◆ THE EXERCISE ◆
Print only the line with "Decode this image" and the lines after it, ending with the last line of the material, each exactly as it stands.

◆ EXTRACTED ENTRIES ◆
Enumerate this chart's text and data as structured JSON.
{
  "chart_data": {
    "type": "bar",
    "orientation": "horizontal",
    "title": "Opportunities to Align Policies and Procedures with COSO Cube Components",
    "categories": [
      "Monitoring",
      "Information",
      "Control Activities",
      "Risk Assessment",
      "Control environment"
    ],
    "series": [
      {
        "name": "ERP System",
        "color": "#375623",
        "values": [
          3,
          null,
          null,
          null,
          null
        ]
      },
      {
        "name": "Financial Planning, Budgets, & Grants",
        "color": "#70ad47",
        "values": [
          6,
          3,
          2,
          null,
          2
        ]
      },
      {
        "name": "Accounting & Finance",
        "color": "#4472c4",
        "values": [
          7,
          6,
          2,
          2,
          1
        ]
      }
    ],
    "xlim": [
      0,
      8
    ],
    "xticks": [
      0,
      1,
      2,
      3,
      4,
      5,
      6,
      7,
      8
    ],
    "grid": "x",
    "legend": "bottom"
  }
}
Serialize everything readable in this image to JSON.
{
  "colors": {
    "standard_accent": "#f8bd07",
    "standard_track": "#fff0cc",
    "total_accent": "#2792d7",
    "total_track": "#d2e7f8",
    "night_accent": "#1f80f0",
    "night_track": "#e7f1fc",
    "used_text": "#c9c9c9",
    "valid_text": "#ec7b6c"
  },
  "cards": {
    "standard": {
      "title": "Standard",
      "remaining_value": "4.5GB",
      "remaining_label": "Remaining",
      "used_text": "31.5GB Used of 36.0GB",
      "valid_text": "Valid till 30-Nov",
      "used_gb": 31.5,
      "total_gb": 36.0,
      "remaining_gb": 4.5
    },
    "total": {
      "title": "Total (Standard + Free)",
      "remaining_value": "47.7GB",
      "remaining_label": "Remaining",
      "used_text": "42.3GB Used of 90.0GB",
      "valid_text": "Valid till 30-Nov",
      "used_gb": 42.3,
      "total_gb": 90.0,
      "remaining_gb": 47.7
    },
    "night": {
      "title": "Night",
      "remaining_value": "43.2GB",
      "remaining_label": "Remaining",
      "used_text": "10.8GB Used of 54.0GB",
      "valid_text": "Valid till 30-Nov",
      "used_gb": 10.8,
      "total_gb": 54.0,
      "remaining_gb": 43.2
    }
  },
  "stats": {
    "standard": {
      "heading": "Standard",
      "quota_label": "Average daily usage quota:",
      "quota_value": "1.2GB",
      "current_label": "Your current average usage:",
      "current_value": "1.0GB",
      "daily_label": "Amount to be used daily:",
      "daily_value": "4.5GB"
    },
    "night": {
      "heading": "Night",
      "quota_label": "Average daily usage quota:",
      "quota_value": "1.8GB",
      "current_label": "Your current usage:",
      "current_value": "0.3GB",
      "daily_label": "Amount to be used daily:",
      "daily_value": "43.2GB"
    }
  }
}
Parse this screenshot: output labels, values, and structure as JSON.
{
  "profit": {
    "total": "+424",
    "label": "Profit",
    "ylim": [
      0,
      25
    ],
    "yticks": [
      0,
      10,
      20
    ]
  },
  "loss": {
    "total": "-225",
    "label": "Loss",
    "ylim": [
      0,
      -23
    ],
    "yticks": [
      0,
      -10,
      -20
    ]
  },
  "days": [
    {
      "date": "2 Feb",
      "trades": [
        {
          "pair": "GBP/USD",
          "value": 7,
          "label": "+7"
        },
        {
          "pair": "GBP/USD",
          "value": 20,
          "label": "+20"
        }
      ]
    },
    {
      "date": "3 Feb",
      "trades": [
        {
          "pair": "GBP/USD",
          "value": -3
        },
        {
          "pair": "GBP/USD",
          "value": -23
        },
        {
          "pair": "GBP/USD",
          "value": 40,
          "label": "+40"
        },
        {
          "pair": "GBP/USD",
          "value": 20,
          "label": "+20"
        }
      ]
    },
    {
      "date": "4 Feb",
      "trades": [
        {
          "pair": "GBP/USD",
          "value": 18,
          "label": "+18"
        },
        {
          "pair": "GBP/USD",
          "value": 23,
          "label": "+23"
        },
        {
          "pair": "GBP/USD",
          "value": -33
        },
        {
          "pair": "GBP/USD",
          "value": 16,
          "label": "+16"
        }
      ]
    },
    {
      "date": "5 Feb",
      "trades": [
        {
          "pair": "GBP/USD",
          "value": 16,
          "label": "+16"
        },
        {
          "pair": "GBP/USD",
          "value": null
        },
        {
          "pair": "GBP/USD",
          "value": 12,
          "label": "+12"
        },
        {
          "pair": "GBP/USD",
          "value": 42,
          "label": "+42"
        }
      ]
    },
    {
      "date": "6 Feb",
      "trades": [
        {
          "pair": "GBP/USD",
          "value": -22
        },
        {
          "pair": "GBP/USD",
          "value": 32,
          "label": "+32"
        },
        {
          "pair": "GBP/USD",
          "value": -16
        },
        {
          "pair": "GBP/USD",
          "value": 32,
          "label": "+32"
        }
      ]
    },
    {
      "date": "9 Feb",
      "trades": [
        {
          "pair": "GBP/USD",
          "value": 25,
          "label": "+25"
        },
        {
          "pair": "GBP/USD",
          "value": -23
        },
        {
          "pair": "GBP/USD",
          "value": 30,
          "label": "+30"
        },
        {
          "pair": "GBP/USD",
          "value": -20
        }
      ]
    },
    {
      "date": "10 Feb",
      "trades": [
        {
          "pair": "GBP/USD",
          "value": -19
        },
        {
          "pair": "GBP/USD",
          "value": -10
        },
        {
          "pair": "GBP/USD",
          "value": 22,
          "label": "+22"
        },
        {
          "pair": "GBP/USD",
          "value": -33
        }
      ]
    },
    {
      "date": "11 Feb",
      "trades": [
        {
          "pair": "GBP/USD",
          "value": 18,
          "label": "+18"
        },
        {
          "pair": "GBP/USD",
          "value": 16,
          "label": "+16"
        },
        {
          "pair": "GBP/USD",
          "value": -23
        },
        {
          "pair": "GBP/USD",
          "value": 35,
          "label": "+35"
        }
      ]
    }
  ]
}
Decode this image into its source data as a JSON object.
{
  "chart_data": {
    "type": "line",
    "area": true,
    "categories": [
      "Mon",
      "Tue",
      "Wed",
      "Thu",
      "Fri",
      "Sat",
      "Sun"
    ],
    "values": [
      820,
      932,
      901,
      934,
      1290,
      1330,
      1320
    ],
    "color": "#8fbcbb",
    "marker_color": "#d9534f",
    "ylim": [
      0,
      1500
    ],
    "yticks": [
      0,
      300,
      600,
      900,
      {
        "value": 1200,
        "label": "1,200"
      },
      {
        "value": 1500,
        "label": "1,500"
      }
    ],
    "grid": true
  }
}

◆ RESULT OF THIS TASK ◆
Decode this image into its source data as a JSON object.
{
  "chart_data": {
    "type": "line",
    "area": true,
    "categories": [
      "Mon",
      "Tue",
      "Wed",
      "Thu",
      "Fri",
      "Sat",
      "Sun"
    ],
    "values": [
      820,
      932,
      901,
      934,
      1290,
      1330,
      1320
    ],
    "color": "#8fbcbb",
    "marker_color": "#d9534f",
    "ylim": [
      0,
      1500
    ],
    "yticks": [
      0,
      300,
      600,
      900,
      {
        "value": 1200,
        "label": "1,200"
      },
      {
        "value": 1500,
        "label": "1,500"
      }
    ],
    "grid": true
  }
}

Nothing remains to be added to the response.